Information given ::
++++++++
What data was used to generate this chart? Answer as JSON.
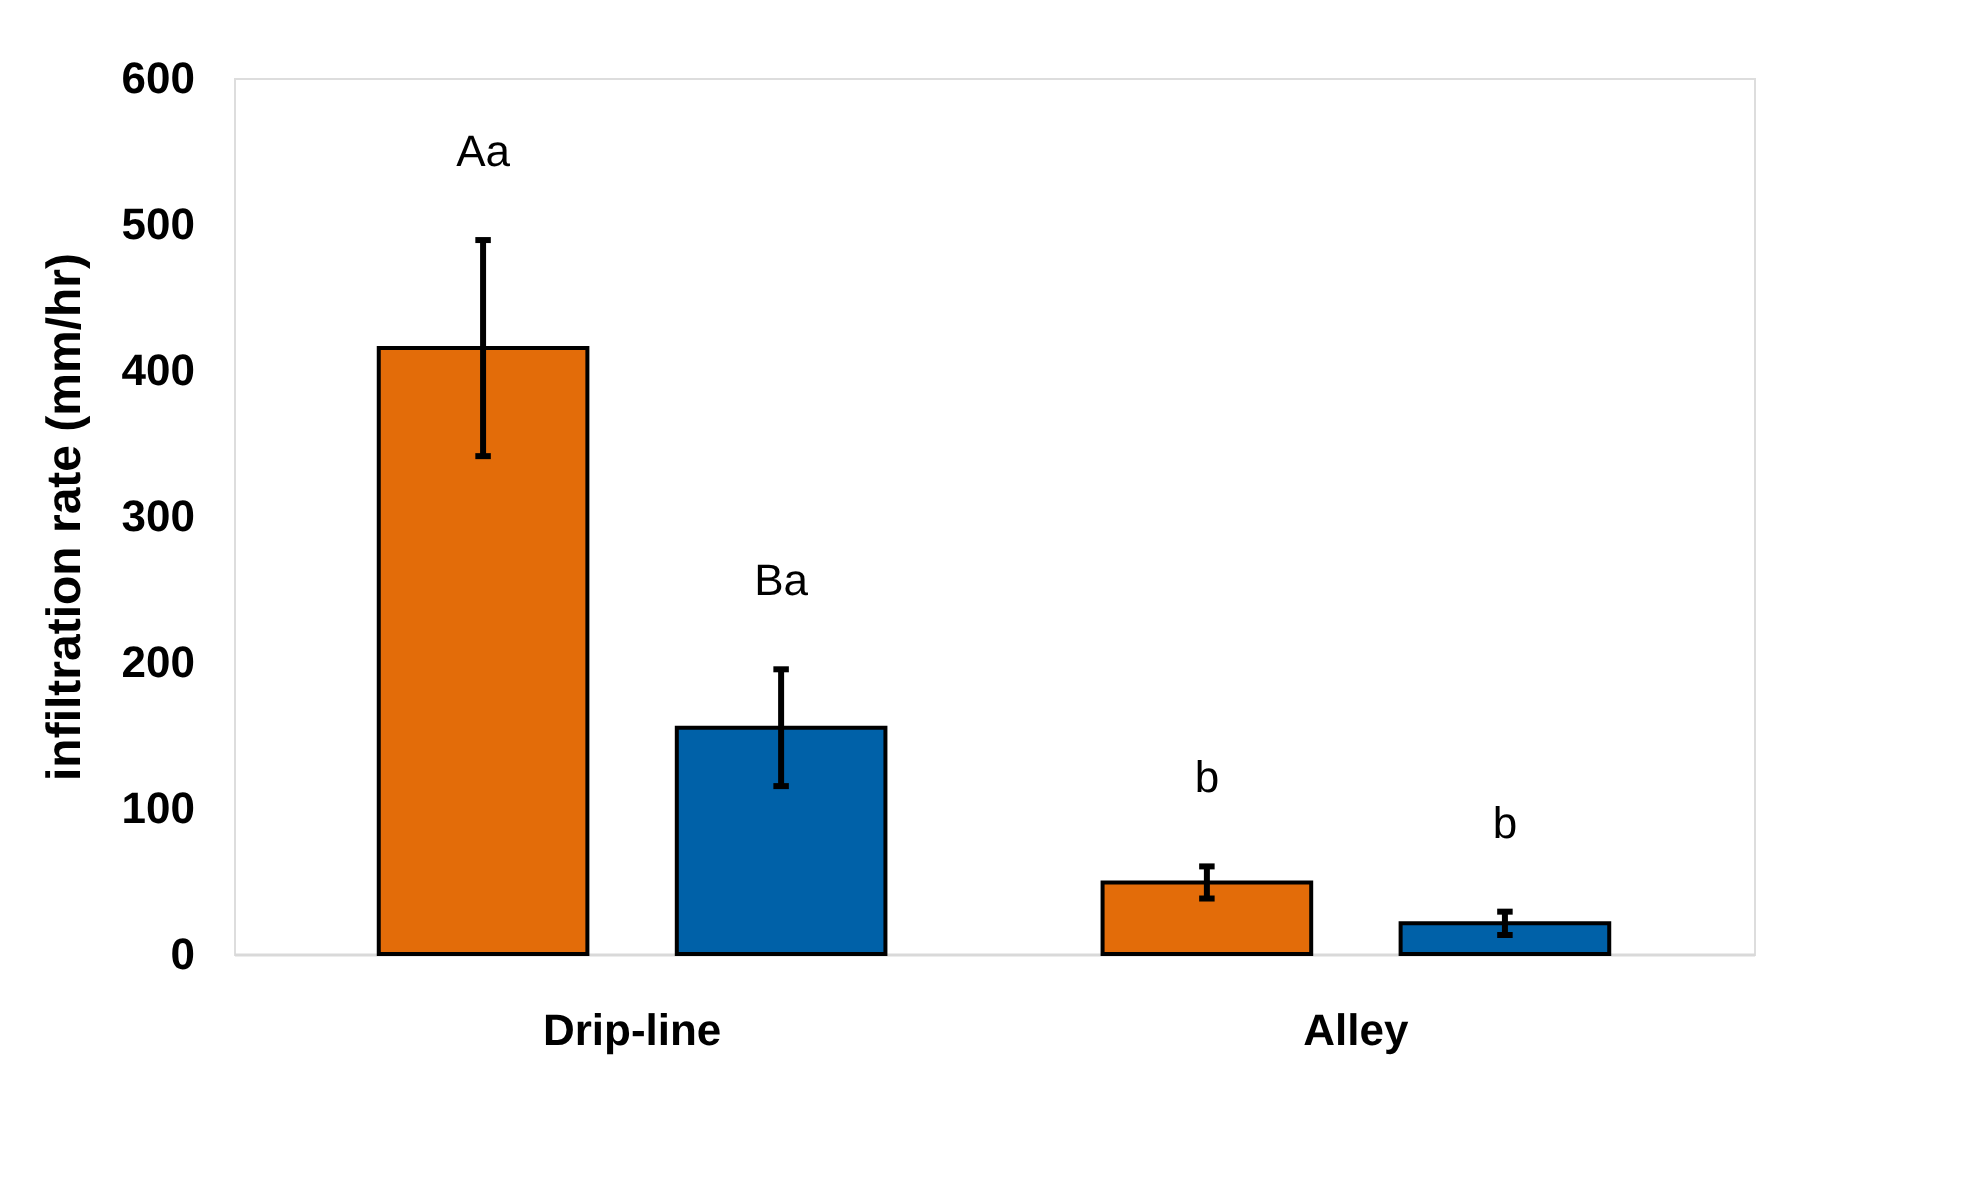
{
  "chart_data": {
    "type": "bar",
    "ylabel": "infiltration rate (mm/hr)",
    "categories": [
      "Drip-line",
      "Alley"
    ],
    "series": [
      {
        "color": "#e36c09",
        "values": [
          415,
          49
        ],
        "errors": [
          74,
          11
        ]
      },
      {
        "color": "#0061a8",
        "values": [
          155,
          21
        ],
        "errors": [
          40,
          8
        ]
      }
    ],
    "ylim": [
      0,
      600
    ],
    "yticks": [
      0,
      100,
      200,
      300,
      400,
      500,
      600
    ],
    "grid": false,
    "legend": false,
    "annotations": [
      "Aa",
      "Ba",
      "b",
      "b"
    ]
  }
}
++++++++
What to do ::
Copy the listing exactly. Any image in it stays out of the copy.

Response to this task ::
What data was used to generate this chart? Answer as JSON.
{
  "chart_data": {
    "type": "bar",
    "ylabel": "infiltration rate (mm/hr)",
    "categories": [
      "Drip-line",
      "Alley"
    ],
    "series": [
      {
        "color": "#e36c09",
        "values": [
          415,
          49
        ],
        "errors": [
          74,
          11
        ]
      },
      {
        "color": "#0061a8",
        "values": [
          155,
          21
        ],
        "errors": [
          40,
          8
        ]
      }
    ],
    "ylim": [
      0,
      600
    ],
    "yticks": [
      0,
      100,
      200,
      300,
      400,
      500,
      600
    ],
    "grid": false,
    "legend": false,
    "annotations": [
      "Aa",
      "Ba",
      "b",
      "b"
    ]
  }
}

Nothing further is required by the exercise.